*** Opening of Provided information ***

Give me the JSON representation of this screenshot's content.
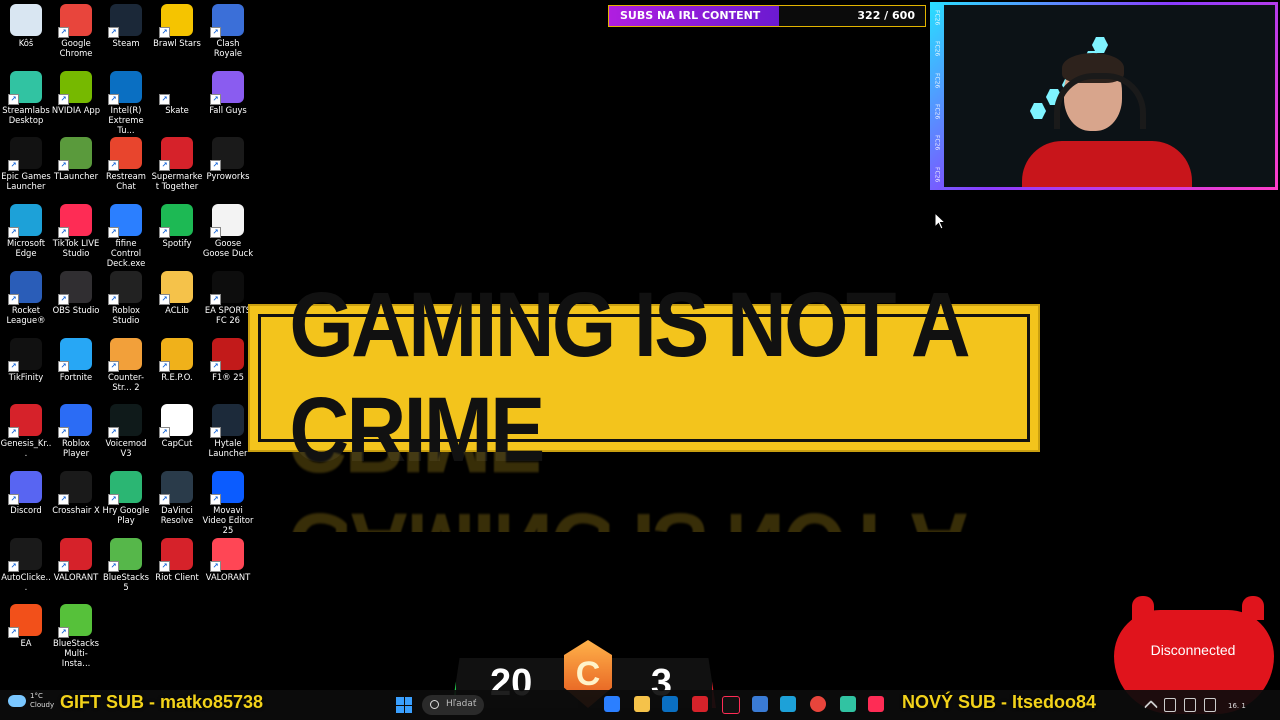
{
  "desktop": {
    "icons": [
      {
        "label": "Kôš",
        "icon": "recycle-bin-icon",
        "color": "#d9e6f2"
      },
      {
        "label": "Google Chrome",
        "icon": "chrome-icon",
        "color": "#e8453c"
      },
      {
        "label": "Steam",
        "icon": "steam-icon",
        "color": "#1b2838"
      },
      {
        "label": "Brawl Stars",
        "icon": "brawl-stars-icon",
        "color": "#f5c400"
      },
      {
        "label": "Clash Royale",
        "icon": "clash-royale-icon",
        "color": "#3b6fd8"
      },
      {
        "label": "Streamlabs Desktop",
        "icon": "streamlabs-icon",
        "color": "#31c3a2"
      },
      {
        "label": "NVIDIA App",
        "icon": "nvidia-icon",
        "color": "#76b900"
      },
      {
        "label": "Intel(R) Extreme Tu...",
        "icon": "intel-icon",
        "color": "#0a6fc2"
      },
      {
        "label": "Skate",
        "icon": "skate-icon",
        "color": "#000000"
      },
      {
        "label": "Fall Guys",
        "icon": "fall-guys-icon",
        "color": "#8a5cf0"
      },
      {
        "label": "Epic Games Launcher",
        "icon": "epic-games-icon",
        "color": "#121212"
      },
      {
        "label": "TLauncher",
        "icon": "tlauncher-icon",
        "color": "#5a9a3c"
      },
      {
        "label": "Restream Chat",
        "icon": "restream-icon",
        "color": "#e8452d"
      },
      {
        "label": "Supermarket Together",
        "icon": "supermarket-icon",
        "color": "#d6222a"
      },
      {
        "label": "Pyroworks",
        "icon": "pyroworks-icon",
        "color": "#1a1a1a"
      },
      {
        "label": "Microsoft Edge",
        "icon": "edge-icon",
        "color": "#1da1d8"
      },
      {
        "label": "TikTok LIVE Studio",
        "icon": "tiktok-live-icon",
        "color": "#fe2c55"
      },
      {
        "label": "fifine Control Deck.exe",
        "icon": "fifine-icon",
        "color": "#2b7fff"
      },
      {
        "label": "Spotify",
        "icon": "spotify-icon",
        "color": "#1db954"
      },
      {
        "label": "Goose Goose Duck",
        "icon": "goose-icon",
        "color": "#f3f3f3"
      },
      {
        "label": "Rocket League®",
        "icon": "rocket-league-icon",
        "color": "#2a5db8"
      },
      {
        "label": "OBS Studio",
        "icon": "obs-icon",
        "color": "#302e31"
      },
      {
        "label": "Roblox Studio",
        "icon": "roblox-studio-icon",
        "color": "#222222"
      },
      {
        "label": "ACLib",
        "icon": "folder-icon",
        "color": "#f5c24a"
      },
      {
        "label": "EA SPORTS FC 26",
        "icon": "fc26-icon",
        "color": "#0d0d0d"
      },
      {
        "label": "TikFinity",
        "icon": "tikfinity-icon",
        "color": "#111111"
      },
      {
        "label": "Fortnite",
        "icon": "fortnite-icon",
        "color": "#27a7f5"
      },
      {
        "label": "Counter-Str... 2",
        "icon": "cs2-icon",
        "color": "#f2a03a"
      },
      {
        "label": "R.E.P.O.",
        "icon": "repo-icon",
        "color": "#f0b11a"
      },
      {
        "label": "F1® 25",
        "icon": "f1-icon",
        "color": "#c21a1a"
      },
      {
        "label": "Genesis_Kr...",
        "icon": "genesis-icon",
        "color": "#d6222a"
      },
      {
        "label": "Roblox Player",
        "icon": "roblox-icon",
        "color": "#2b6cf5"
      },
      {
        "label": "Voicemod V3",
        "icon": "voicemod-icon",
        "color": "#0f1a1a"
      },
      {
        "label": "CapCut",
        "icon": "capcut-icon",
        "color": "#ffffff"
      },
      {
        "label": "Hytale Launcher",
        "icon": "hytale-icon",
        "color": "#1c2a3a"
      },
      {
        "label": "Discord",
        "icon": "discord-icon",
        "color": "#5865f2"
      },
      {
        "label": "Crosshair X",
        "icon": "crosshair-icon",
        "color": "#1a1a1a"
      },
      {
        "label": "Hry Google Play",
        "icon": "google-play-icon",
        "color": "#2bb673"
      },
      {
        "label": "DaVinci Resolve",
        "icon": "davinci-icon",
        "color": "#2a3b4a"
      },
      {
        "label": "Movavi Video Editor 25",
        "icon": "movavi-icon",
        "color": "#0b5cff"
      },
      {
        "label": "AutoClicke...",
        "icon": "mouse-icon",
        "color": "#1a1a1a"
      },
      {
        "label": "VALORANT",
        "icon": "valorant-riot-icon",
        "color": "#d6222a"
      },
      {
        "label": "BlueStacks 5",
        "icon": "bluestacks-icon",
        "color": "#56b74a"
      },
      {
        "label": "Riot Client",
        "icon": "riot-client-icon",
        "color": "#d6222a"
      },
      {
        "label": "VALORANT",
        "icon": "valorant-icon",
        "color": "#ff4655"
      },
      {
        "label": "EA",
        "icon": "ea-icon",
        "color": "#f2501a"
      },
      {
        "label": "BlueStacks Multi-Insta...",
        "icon": "bluestacks-multi-icon",
        "color": "#56c13a"
      }
    ]
  },
  "sub_goal": {
    "label": "SUBS NA IRL CONTENT",
    "current": 322,
    "target": 600,
    "text": "322 / 600",
    "progress": 0.537
  },
  "webcam": {
    "strip": [
      "FC26",
      "FC26",
      "FC26",
      "FC26",
      "FC26",
      "FC26"
    ]
  },
  "banner": {
    "text": "GAMING IS NOT A CRIME",
    "reflection": "GAMING IS NOT A CRIME"
  },
  "scoreboard": {
    "left": "20",
    "badge": "C",
    "right": "3"
  },
  "controller": {
    "status": "Disconnected"
  },
  "taskbar": {
    "weather_temp": "1°C",
    "weather_desc": "Cloudy",
    "gift_sub": "GIFT SUB - matko85738",
    "search_placeholder": "Hľadať",
    "new_sub": "NOVÝ SUB - Itsedoo84",
    "clock": "16. 1"
  }
}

*** Close of Provided information ***

— Problem —
Output the records above exactly, omitting the pictures.

— Written solution —
Give me the JSON representation of this screenshot's content.
{
  "desktop": {
    "icons": [
      {
        "label": "Kôš",
        "icon": "recycle-bin-icon",
        "color": "#d9e6f2"
      },
      {
        "label": "Google Chrome",
        "icon": "chrome-icon",
        "color": "#e8453c"
      },
      {
        "label": "Steam",
        "icon": "steam-icon",
        "color": "#1b2838"
      },
      {
        "label": "Brawl Stars",
        "icon": "brawl-stars-icon",
        "color": "#f5c400"
      },
      {
        "label": "Clash Royale",
        "icon": "clash-royale-icon",
        "color": "#3b6fd8"
      },
      {
        "label": "Streamlabs Desktop",
        "icon": "streamlabs-icon",
        "color": "#31c3a2"
      },
      {
        "label": "NVIDIA App",
        "icon": "nvidia-icon",
        "color": "#76b900"
      },
      {
        "label": "Intel(R) Extreme Tu...",
        "icon": "intel-icon",
        "color": "#0a6fc2"
      },
      {
        "label": "Skate",
        "icon": "skate-icon",
        "color": "#000000"
      },
      {
        "label": "Fall Guys",
        "icon": "fall-guys-icon",
        "color": "#8a5cf0"
      },
      {
        "label": "Epic Games Launcher",
        "icon": "epic-games-icon",
        "color": "#121212"
      },
      {
        "label": "TLauncher",
        "icon": "tlauncher-icon",
        "color": "#5a9a3c"
      },
      {
        "label": "Restream Chat",
        "icon": "restream-icon",
        "color": "#e8452d"
      },
      {
        "label": "Supermarket Together",
        "icon": "supermarket-icon",
        "color": "#d6222a"
      },
      {
        "label": "Pyroworks",
        "icon": "pyroworks-icon",
        "color": "#1a1a1a"
      },
      {
        "label": "Microsoft Edge",
        "icon": "edge-icon",
        "color": "#1da1d8"
      },
      {
        "label": "TikTok LIVE Studio",
        "icon": "tiktok-live-icon",
        "color": "#fe2c55"
      },
      {
        "label": "fifine Control Deck.exe",
        "icon": "fifine-icon",
        "color": "#2b7fff"
      },
      {
        "label": "Spotify",
        "icon": "spotify-icon",
        "color": "#1db954"
      },
      {
        "label": "Goose Goose Duck",
        "icon": "goose-icon",
        "color": "#f3f3f3"
      },
      {
        "label": "Rocket League®",
        "icon": "rocket-league-icon",
        "color": "#2a5db8"
      },
      {
        "label": "OBS Studio",
        "icon": "obs-icon",
        "color": "#302e31"
      },
      {
        "label": "Roblox Studio",
        "icon": "roblox-studio-icon",
        "color": "#222222"
      },
      {
        "label": "ACLib",
        "icon": "folder-icon",
        "color": "#f5c24a"
      },
      {
        "label": "EA SPORTS FC 26",
        "icon": "fc26-icon",
        "color": "#0d0d0d"
      },
      {
        "label": "TikFinity",
        "icon": "tikfinity-icon",
        "color": "#111111"
      },
      {
        "label": "Fortnite",
        "icon": "fortnite-icon",
        "color": "#27a7f5"
      },
      {
        "label": "Counter-Str... 2",
        "icon": "cs2-icon",
        "color": "#f2a03a"
      },
      {
        "label": "R.E.P.O.",
        "icon": "repo-icon",
        "color": "#f0b11a"
      },
      {
        "label": "F1® 25",
        "icon": "f1-icon",
        "color": "#c21a1a"
      },
      {
        "label": "Genesis_Kr...",
        "icon": "genesis-icon",
        "color": "#d6222a"
      },
      {
        "label": "Roblox Player",
        "icon": "roblox-icon",
        "color": "#2b6cf5"
      },
      {
        "label": "Voicemod V3",
        "icon": "voicemod-icon",
        "color": "#0f1a1a"
      },
      {
        "label": "CapCut",
        "icon": "capcut-icon",
        "color": "#ffffff"
      },
      {
        "label": "Hytale Launcher",
        "icon": "hytale-icon",
        "color": "#1c2a3a"
      },
      {
        "label": "Discord",
        "icon": "discord-icon",
        "color": "#5865f2"
      },
      {
        "label": "Crosshair X",
        "icon": "crosshair-icon",
        "color": "#1a1a1a"
      },
      {
        "label": "Hry Google Play",
        "icon": "google-play-icon",
        "color": "#2bb673"
      },
      {
        "label": "DaVinci Resolve",
        "icon": "davinci-icon",
        "color": "#2a3b4a"
      },
      {
        "label": "Movavi Video Editor 25",
        "icon": "movavi-icon",
        "color": "#0b5cff"
      },
      {
        "label": "AutoClicke...",
        "icon": "mouse-icon",
        "color": "#1a1a1a"
      },
      {
        "label": "VALORANT",
        "icon": "valorant-riot-icon",
        "color": "#d6222a"
      },
      {
        "label": "BlueStacks 5",
        "icon": "bluestacks-icon",
        "color": "#56b74a"
      },
      {
        "label": "Riot Client",
        "icon": "riot-client-icon",
        "color": "#d6222a"
      },
      {
        "label": "VALORANT",
        "icon": "valorant-icon",
        "color": "#ff4655"
      },
      {
        "label": "EA",
        "icon": "ea-icon",
        "color": "#f2501a"
      },
      {
        "label": "BlueStacks Multi-Insta...",
        "icon": "bluestacks-multi-icon",
        "color": "#56c13a"
      }
    ]
  },
  "sub_goal": {
    "label": "SUBS NA IRL CONTENT",
    "current": 322,
    "target": 600,
    "text": "322 / 600",
    "progress": 0.537
  },
  "webcam": {
    "strip": [
      "FC26",
      "FC26",
      "FC26",
      "FC26",
      "FC26",
      "FC26"
    ]
  },
  "banner": {
    "text": "GAMING IS NOT A CRIME",
    "reflection": "GAMING IS NOT A CRIME"
  },
  "scoreboard": {
    "left": "20",
    "badge": "C",
    "right": "3"
  },
  "controller": {
    "status": "Disconnected"
  },
  "taskbar": {
    "weather_temp": "1°C",
    "weather_desc": "Cloudy",
    "gift_sub": "GIFT SUB - matko85738",
    "search_placeholder": "Hľadať",
    "new_sub": "NOVÝ SUB - Itsedoo84",
    "clock": "16. 1"
  }
}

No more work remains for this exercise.